Problem requirements
Read the entries below and pull out each line with the string "Chapter".

Supplied records
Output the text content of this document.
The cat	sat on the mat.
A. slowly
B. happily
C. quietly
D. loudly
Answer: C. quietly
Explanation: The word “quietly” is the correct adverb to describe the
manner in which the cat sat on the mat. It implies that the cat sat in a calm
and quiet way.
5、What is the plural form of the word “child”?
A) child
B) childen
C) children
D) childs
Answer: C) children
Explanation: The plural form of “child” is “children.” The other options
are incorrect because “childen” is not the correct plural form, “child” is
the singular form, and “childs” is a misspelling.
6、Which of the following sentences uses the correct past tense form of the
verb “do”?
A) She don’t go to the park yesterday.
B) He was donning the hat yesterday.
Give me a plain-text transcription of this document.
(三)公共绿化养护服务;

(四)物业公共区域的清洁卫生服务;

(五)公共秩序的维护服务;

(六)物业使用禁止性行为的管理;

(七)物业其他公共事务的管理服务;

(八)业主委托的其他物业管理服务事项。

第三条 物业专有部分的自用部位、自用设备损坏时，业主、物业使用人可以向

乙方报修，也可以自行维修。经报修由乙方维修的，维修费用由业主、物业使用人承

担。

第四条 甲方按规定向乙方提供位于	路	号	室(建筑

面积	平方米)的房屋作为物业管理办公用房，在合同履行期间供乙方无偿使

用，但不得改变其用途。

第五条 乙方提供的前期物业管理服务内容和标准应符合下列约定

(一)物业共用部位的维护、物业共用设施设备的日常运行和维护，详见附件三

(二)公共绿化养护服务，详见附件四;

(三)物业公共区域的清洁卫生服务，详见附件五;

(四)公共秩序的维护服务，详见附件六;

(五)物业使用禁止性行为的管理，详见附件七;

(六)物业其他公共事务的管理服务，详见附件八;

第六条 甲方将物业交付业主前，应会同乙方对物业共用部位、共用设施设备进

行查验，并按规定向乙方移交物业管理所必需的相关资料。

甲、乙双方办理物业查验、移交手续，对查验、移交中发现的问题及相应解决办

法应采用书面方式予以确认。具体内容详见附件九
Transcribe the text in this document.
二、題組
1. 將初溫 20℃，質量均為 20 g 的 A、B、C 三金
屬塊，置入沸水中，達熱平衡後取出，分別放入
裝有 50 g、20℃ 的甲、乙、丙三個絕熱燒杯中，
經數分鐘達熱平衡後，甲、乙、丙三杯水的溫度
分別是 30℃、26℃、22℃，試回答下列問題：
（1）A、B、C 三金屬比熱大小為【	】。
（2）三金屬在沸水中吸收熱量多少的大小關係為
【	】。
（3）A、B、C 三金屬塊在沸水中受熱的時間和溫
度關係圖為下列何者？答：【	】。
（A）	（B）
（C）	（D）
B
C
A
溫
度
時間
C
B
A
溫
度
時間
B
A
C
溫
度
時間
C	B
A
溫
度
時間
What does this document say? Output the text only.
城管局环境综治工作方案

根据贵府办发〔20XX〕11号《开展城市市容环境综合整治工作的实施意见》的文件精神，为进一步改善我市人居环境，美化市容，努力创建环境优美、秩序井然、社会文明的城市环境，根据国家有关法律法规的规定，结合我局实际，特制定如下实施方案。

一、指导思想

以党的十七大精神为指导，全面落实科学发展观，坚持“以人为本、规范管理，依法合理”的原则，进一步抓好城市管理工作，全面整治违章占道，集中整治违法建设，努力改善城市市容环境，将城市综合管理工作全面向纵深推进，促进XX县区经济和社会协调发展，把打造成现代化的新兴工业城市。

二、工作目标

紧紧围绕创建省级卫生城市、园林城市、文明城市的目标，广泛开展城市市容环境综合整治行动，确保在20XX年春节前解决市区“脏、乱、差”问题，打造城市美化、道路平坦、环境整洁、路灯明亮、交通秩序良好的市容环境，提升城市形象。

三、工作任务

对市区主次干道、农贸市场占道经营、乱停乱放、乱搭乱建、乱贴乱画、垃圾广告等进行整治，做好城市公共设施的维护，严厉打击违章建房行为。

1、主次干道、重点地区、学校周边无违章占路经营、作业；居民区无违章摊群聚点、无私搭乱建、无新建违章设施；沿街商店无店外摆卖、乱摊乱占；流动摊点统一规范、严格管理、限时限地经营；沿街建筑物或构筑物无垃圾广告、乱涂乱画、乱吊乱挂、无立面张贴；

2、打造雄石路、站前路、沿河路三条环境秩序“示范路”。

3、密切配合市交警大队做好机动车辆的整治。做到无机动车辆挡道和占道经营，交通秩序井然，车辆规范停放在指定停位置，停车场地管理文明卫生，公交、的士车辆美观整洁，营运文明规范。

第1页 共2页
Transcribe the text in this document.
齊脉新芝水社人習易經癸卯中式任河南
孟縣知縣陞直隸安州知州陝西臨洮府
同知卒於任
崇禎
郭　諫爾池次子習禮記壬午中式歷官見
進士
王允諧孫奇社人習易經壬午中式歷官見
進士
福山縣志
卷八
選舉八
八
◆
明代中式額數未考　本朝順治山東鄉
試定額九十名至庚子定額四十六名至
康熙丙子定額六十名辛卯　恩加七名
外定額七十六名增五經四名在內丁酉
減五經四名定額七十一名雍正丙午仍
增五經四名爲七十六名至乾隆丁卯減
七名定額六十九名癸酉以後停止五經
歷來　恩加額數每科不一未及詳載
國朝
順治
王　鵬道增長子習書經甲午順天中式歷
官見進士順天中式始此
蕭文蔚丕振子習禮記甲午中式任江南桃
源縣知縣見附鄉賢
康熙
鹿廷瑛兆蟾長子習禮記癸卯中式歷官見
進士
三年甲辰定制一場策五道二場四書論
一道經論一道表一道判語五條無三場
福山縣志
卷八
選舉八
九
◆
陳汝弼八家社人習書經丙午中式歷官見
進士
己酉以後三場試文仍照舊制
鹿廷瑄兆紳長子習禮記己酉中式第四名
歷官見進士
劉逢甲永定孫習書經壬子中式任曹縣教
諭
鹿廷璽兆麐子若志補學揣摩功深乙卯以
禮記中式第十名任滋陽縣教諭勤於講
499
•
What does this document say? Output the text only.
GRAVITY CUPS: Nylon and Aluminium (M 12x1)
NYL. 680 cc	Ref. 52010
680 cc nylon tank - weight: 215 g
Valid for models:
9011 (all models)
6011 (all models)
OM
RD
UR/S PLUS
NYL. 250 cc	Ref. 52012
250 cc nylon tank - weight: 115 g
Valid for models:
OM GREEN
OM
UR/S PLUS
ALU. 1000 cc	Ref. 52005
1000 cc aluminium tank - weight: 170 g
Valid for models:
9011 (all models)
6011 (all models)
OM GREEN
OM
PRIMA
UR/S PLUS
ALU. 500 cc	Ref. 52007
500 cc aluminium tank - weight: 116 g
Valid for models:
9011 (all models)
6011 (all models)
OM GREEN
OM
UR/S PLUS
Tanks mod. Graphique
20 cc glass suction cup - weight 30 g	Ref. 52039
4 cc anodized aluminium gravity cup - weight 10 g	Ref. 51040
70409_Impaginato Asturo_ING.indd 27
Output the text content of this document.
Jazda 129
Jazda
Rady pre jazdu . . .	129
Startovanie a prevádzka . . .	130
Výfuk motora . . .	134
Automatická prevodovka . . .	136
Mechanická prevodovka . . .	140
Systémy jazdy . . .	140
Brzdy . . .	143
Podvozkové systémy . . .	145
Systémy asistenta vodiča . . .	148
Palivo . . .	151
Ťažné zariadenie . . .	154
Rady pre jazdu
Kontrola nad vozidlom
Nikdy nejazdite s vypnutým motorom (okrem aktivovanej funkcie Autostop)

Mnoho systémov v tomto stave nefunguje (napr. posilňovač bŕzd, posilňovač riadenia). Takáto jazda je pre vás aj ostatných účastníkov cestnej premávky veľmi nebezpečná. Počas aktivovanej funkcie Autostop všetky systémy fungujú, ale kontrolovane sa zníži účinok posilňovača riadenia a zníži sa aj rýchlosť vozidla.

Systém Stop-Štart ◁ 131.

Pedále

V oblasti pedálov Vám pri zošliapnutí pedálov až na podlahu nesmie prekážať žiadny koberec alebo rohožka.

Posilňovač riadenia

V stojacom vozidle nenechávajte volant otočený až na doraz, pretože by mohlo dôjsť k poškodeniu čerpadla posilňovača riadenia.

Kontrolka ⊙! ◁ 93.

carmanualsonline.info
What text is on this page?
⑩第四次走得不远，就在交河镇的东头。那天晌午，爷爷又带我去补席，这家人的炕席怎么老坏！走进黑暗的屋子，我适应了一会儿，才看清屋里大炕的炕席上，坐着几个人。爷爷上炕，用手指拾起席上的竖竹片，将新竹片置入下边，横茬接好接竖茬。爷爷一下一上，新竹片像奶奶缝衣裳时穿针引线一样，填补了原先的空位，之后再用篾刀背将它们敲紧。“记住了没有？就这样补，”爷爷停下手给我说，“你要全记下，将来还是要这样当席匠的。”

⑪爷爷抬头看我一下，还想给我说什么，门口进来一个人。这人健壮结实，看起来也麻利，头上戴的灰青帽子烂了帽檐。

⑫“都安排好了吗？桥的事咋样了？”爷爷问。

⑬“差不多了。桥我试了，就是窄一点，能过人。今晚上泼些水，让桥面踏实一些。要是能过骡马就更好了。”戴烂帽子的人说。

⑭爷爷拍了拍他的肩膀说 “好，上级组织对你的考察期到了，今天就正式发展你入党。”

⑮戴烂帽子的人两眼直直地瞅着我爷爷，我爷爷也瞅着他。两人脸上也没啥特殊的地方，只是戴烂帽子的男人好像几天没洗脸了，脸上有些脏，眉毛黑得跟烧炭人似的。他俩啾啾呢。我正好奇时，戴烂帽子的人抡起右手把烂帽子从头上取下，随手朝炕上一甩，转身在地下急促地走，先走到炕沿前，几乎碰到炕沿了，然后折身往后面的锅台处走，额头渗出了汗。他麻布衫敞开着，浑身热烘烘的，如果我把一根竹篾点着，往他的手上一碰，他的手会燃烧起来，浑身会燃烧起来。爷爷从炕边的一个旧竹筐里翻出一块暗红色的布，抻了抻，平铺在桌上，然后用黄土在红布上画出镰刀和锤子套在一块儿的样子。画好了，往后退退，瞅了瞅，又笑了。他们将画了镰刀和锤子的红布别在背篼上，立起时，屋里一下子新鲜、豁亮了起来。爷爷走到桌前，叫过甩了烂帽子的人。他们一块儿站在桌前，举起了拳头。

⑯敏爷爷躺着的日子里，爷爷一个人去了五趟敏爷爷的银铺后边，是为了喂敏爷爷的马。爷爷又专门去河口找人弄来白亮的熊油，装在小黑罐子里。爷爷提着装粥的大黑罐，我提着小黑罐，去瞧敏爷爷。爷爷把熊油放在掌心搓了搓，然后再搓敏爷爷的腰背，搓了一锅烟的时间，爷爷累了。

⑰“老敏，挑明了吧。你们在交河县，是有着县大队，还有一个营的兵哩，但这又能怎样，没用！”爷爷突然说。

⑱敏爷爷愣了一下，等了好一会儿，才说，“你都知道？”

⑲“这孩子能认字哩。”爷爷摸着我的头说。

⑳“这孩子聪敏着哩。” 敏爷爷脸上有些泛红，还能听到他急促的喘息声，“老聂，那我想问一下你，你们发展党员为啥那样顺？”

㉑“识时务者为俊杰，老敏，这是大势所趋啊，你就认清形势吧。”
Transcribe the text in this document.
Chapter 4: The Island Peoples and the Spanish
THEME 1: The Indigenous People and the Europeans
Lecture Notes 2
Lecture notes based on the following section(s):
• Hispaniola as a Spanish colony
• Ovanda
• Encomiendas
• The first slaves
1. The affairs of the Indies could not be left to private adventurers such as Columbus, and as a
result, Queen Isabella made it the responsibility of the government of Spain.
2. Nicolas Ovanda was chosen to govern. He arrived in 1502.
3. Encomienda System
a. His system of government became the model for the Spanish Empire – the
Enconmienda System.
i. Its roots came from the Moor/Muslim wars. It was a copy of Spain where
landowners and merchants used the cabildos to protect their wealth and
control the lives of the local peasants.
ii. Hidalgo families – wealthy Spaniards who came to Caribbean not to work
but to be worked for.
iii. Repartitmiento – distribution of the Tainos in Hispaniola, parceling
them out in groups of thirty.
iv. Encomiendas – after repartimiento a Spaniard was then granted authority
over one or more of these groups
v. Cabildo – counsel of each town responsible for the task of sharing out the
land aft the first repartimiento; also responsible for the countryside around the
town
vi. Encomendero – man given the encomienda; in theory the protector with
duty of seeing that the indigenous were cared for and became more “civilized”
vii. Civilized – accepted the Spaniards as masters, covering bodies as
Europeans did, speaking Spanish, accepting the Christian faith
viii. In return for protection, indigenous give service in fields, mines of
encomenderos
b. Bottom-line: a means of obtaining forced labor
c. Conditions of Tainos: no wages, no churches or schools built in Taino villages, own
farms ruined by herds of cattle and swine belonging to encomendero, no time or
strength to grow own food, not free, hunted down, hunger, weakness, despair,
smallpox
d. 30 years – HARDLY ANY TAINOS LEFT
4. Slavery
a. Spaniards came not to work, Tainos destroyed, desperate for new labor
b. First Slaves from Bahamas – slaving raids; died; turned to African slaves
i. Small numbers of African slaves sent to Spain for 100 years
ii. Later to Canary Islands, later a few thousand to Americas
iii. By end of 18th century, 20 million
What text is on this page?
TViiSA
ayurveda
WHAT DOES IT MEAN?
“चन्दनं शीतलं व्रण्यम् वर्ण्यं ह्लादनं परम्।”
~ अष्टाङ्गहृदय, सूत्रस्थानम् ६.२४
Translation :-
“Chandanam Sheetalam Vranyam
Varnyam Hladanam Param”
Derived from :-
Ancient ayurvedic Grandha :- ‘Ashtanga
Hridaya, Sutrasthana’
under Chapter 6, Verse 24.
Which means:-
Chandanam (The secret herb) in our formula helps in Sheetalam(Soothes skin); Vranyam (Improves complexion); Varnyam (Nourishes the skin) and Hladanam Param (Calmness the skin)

Result of this task
Chapter 4: The Island Peoples and the Spanish
under Chapter 6, Verse 24.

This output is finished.